Data extracted from a collection
┄┄┄┄┄┄┄┄┄┄

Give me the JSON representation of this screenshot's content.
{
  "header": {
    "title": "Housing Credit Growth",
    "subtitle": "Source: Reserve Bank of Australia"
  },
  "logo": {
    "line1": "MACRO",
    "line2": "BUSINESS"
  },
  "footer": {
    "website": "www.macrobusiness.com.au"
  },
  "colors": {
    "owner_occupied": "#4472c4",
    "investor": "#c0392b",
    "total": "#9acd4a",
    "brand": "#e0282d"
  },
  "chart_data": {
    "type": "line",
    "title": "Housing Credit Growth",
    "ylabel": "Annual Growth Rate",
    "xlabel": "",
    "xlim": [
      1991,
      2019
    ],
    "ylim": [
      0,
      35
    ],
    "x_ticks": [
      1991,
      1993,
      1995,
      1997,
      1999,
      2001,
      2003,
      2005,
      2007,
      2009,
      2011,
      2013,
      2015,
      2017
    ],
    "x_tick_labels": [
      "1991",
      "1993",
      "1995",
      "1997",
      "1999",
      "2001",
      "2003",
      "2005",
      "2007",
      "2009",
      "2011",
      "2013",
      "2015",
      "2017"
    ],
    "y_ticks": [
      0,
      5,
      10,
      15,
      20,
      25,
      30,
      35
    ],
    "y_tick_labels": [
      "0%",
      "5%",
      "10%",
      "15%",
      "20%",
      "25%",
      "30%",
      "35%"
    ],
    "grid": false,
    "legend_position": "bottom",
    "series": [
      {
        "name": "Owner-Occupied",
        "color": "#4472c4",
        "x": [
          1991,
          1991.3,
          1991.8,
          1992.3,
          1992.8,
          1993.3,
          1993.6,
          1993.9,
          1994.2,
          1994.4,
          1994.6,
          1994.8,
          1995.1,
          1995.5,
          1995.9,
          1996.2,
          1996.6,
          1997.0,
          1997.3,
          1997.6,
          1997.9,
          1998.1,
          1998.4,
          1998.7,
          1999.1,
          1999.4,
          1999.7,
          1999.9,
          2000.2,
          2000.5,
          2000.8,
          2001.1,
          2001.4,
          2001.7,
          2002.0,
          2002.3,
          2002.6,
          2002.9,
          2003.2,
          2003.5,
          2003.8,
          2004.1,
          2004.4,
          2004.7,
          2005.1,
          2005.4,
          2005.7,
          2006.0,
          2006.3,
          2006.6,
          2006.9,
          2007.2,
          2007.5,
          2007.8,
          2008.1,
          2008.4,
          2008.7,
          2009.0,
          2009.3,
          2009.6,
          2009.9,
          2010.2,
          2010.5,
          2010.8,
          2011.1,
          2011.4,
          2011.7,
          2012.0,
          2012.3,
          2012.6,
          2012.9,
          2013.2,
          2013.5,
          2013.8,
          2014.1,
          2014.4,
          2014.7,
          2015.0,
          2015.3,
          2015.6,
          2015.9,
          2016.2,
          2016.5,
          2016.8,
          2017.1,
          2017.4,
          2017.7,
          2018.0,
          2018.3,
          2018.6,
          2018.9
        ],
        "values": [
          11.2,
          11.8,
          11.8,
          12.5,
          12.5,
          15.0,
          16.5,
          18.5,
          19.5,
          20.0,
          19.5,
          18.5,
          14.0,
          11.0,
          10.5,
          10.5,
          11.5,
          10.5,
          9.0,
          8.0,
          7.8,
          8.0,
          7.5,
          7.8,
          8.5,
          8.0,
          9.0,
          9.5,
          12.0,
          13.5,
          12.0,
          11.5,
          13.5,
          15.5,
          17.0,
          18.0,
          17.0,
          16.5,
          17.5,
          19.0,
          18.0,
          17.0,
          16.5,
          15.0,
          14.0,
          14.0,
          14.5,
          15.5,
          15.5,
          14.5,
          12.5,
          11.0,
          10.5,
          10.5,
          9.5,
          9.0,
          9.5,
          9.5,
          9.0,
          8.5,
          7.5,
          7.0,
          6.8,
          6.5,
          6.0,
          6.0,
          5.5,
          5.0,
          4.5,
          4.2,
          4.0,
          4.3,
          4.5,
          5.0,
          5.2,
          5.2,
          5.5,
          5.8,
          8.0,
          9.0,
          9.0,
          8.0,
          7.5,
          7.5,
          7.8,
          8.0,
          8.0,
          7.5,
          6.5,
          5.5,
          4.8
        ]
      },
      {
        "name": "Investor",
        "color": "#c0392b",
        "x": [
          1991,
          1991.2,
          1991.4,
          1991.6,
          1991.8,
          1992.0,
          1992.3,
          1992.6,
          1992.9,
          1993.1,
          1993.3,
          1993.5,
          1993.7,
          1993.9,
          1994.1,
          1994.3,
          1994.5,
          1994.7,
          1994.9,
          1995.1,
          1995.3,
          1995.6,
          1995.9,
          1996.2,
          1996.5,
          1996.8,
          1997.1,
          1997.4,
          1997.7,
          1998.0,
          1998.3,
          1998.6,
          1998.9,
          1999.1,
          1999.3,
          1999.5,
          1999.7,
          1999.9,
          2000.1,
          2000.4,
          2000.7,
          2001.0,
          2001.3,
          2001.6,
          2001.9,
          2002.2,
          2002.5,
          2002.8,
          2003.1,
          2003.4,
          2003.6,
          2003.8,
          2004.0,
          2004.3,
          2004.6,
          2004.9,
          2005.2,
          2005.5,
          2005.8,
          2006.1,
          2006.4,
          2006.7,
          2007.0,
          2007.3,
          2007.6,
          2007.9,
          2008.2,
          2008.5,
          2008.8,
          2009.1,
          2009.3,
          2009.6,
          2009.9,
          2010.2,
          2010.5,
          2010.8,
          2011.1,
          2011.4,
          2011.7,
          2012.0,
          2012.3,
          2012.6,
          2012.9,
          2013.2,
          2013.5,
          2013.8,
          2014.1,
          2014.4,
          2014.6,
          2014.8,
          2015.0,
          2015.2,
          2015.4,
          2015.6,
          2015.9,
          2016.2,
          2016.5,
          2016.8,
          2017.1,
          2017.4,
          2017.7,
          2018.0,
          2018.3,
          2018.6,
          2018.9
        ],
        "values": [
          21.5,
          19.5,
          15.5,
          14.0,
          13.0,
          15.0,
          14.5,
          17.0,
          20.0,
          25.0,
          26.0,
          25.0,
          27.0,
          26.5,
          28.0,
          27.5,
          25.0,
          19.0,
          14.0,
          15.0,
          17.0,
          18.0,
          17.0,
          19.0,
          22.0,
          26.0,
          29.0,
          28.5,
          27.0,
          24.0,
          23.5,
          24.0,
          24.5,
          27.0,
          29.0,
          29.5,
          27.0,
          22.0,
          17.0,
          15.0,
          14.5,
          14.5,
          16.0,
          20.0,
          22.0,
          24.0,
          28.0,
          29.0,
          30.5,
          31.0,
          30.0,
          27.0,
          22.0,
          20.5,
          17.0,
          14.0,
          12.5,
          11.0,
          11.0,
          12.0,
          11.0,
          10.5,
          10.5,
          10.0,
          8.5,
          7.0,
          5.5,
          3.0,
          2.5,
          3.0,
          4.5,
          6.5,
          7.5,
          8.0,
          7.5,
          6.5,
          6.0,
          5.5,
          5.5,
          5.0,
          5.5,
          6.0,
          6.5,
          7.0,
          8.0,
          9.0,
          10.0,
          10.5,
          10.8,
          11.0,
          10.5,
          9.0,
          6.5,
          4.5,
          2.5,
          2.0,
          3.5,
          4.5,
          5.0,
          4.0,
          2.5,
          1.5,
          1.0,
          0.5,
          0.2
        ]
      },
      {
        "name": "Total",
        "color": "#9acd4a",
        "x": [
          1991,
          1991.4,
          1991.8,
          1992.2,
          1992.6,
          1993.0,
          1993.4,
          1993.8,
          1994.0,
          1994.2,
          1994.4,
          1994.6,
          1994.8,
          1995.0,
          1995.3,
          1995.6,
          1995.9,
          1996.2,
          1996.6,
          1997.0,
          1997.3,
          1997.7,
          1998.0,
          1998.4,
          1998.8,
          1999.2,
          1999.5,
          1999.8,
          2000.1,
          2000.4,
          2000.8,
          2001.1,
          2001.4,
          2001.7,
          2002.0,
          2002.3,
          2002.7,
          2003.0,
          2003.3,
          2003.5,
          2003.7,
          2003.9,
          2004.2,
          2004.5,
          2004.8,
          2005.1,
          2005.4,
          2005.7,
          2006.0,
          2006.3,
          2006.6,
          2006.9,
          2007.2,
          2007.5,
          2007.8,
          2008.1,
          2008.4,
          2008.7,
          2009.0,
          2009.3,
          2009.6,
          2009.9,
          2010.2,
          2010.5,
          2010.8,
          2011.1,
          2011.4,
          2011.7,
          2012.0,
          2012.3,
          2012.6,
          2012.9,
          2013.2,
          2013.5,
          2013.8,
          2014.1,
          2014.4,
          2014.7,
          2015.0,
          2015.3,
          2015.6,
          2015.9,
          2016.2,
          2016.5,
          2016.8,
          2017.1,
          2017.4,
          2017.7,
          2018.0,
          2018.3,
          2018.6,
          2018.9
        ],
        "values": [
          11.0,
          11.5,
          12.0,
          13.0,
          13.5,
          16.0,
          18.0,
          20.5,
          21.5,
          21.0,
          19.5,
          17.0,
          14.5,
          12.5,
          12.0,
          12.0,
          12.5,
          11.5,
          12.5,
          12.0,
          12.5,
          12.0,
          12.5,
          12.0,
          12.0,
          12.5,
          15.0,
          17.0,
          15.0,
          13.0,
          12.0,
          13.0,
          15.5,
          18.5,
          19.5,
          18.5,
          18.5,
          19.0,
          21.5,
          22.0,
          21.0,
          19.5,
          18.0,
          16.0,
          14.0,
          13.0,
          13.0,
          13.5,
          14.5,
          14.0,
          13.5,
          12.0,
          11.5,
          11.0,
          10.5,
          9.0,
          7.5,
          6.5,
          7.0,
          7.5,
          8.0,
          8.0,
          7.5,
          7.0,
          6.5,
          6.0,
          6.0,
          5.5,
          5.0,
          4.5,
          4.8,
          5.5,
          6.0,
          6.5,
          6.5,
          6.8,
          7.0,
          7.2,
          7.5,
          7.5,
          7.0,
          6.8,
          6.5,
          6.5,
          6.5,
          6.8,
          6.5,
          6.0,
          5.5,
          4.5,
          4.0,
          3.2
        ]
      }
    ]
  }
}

┄┄┄┄┄┄┄┄┄┄

> _Task statement_:
Copy each line from the records above that includes the string "name".

> _The solution_:
        "name": "Owner-Occupied",
        "name": "Investor",
        "name": "Total",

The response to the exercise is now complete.